**DATA SUPPLIED**
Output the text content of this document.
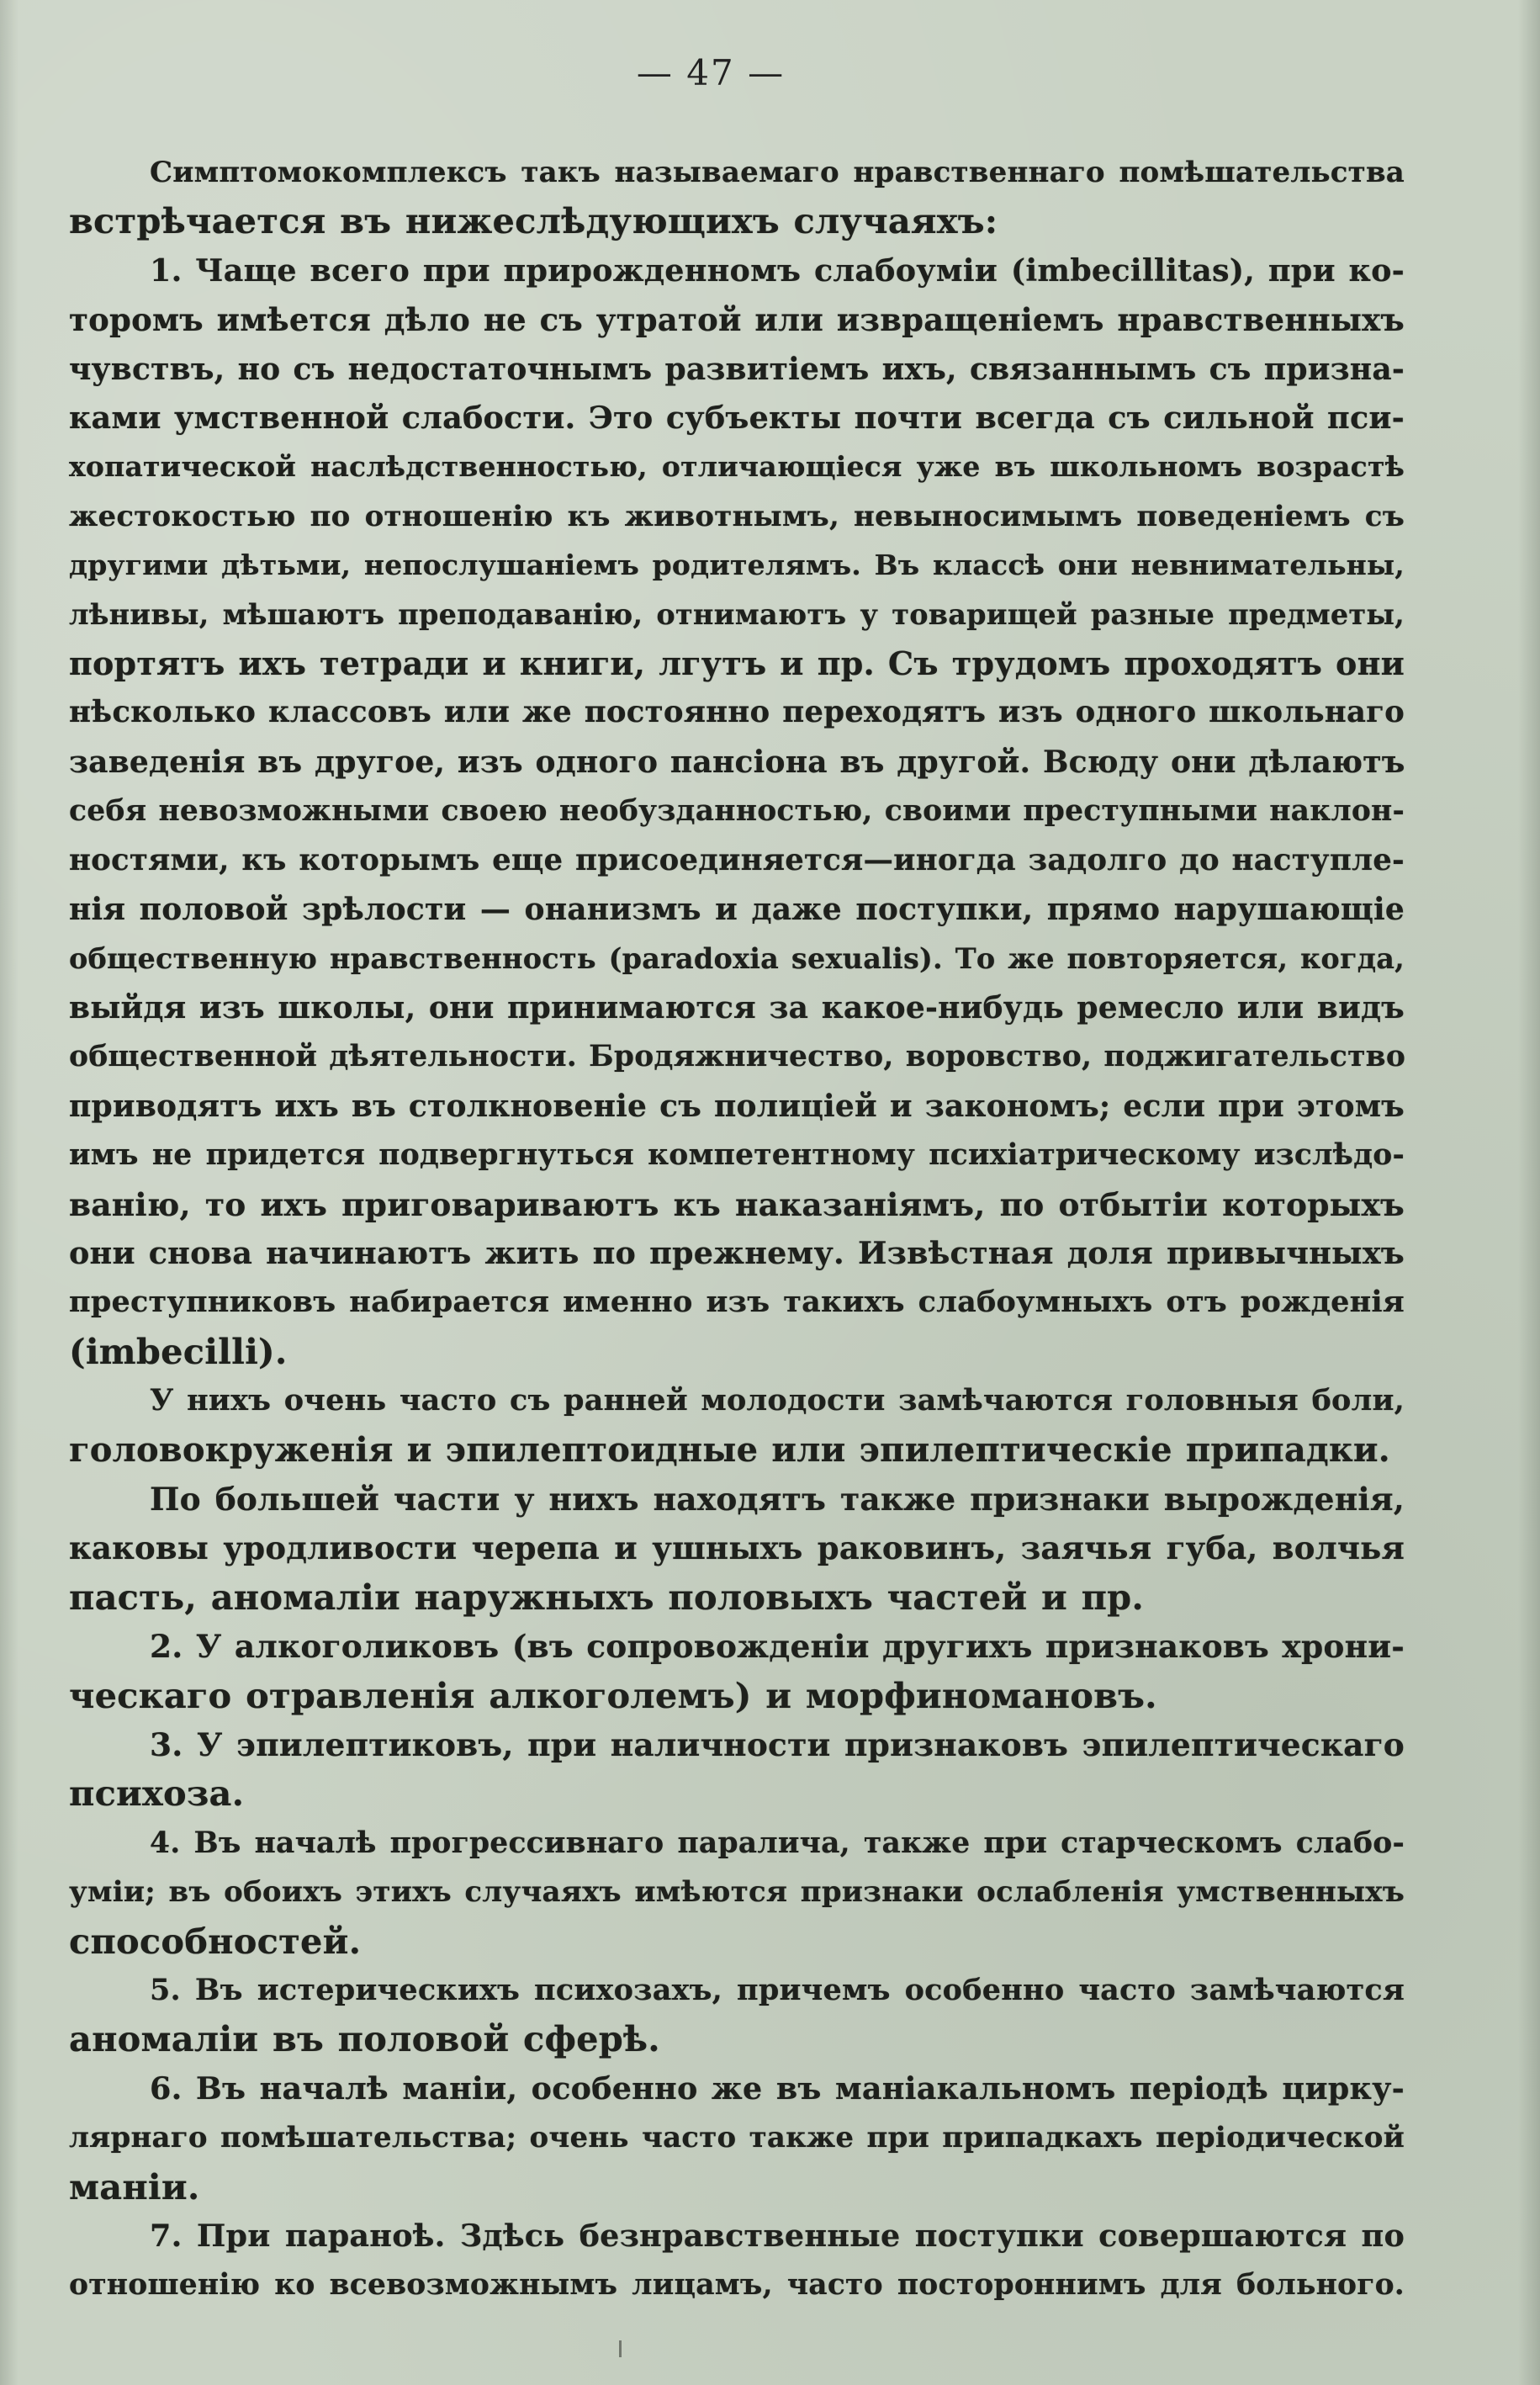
— 47 —
Симптомокомплексъ такъ называемаго нравственнаго помѣшательства
встрѣчается въ нижеслѣдующихъ случаяхъ:
1. Чаще всего при прирожденномъ слабоуміи (imbecillitas), при ко-
торомъ имѣется дѣло не съ утратой или извращеніемъ нравственныхъ
чувствъ, но съ недостаточнымъ развитіемъ ихъ, связаннымъ съ призна-
ками умственной слабости. Это субъекты почти всегда съ сильной пси-
хопатической наслѣдственностью, отличающіеся уже въ школьномъ возрастѣ
жестокостью по отношенію къ животнымъ, невыносимымъ поведеніемъ съ
другими дѣтьми, непослушаніемъ родителямъ. Въ классѣ они невнимательны,
лѣнивы, мѣшаютъ преподаванію, отнимаютъ у товарищей разные предметы,
портятъ ихъ тетради и книги, лгутъ и пр. Съ трудомъ проходятъ они
нѣсколько классовъ или же постоянно переходятъ изъ одного школьнаго
заведенія въ другое, изъ одного пансіона въ другой. Всюду они дѣлаютъ
себя невозможными своею необузданностью, своими преступными наклон-
ностями, къ которымъ еще присоединяется—иногда задолго до наступле-
нія половой зрѣлости — онанизмъ и даже поступки, прямо нарушающіе
общественную нравственность (paradoxia sexualis). То же повторяется, когда,
выйдя изъ школы, они принимаются за какое-нибудь ремесло или видъ
общественной дѣятельности. Бродяжничество, воровство, поджигательство
приводятъ ихъ въ столкновеніе съ полиціей и закономъ; если при этомъ
имъ не придется подвергнуться компетентному психіатрическому изслѣдо-
ванію, то ихъ приговариваютъ къ наказаніямъ, по отбытіи которыхъ
они снова начинаютъ жить по прежнему. Извѣстная доля привычныхъ
преступниковъ набирается именно изъ такихъ слабоумныхъ отъ рожденія
(imbecilli).
У нихъ очень часто съ ранней молодости замѣчаются головныя боли,
головокруженія и эпилептоидные или эпилептическіе припадки.
По большей части у нихъ находятъ также признаки вырожденія,
каковы уродливости черепа и ушныхъ раковинъ, заячья губа, волчья
пасть, аномаліи наружныхъ половыхъ частей и пр.
2. У алкоголиковъ (въ сопровожденіи другихъ признаковъ хрони-
ческаго отравленія алкоголемъ) и морфиномановъ.
3. У эпилептиковъ, при наличности признаковъ эпилептическаго
психоза.
4. Въ началѣ прогрессивнаго паралича, также при старческомъ слабо-
уміи; въ обоихъ этихъ случаяхъ имѣются признаки ослабленія умственныхъ
способностей.
5. Въ истерическихъ психозахъ, причемъ особенно часто замѣчаются
аномаліи въ половой сферѣ.
6. Въ началѣ маніи, особенно же въ маніакальномъ періодѣ цирку-
лярнаго помѣшательства; очень часто также при припадкахъ періодической
маніи.
7. При паранoѣ. Здѣсь безнравственные поступки совершаются по
отношенію ко всевозможнымъ лицамъ, часто постороннимъ для больного.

**EXERCISE INSTRUCTIONS**
Scan the lines for the string "одного". Pick out every line that has it.

**SOLVED EXERCISE**
нѣсколько классовъ или же постоянно переходятъ изъ одного школьнаго
заведенія въ другое, изъ одного пансіона въ другой. Всюду они дѣлаютъ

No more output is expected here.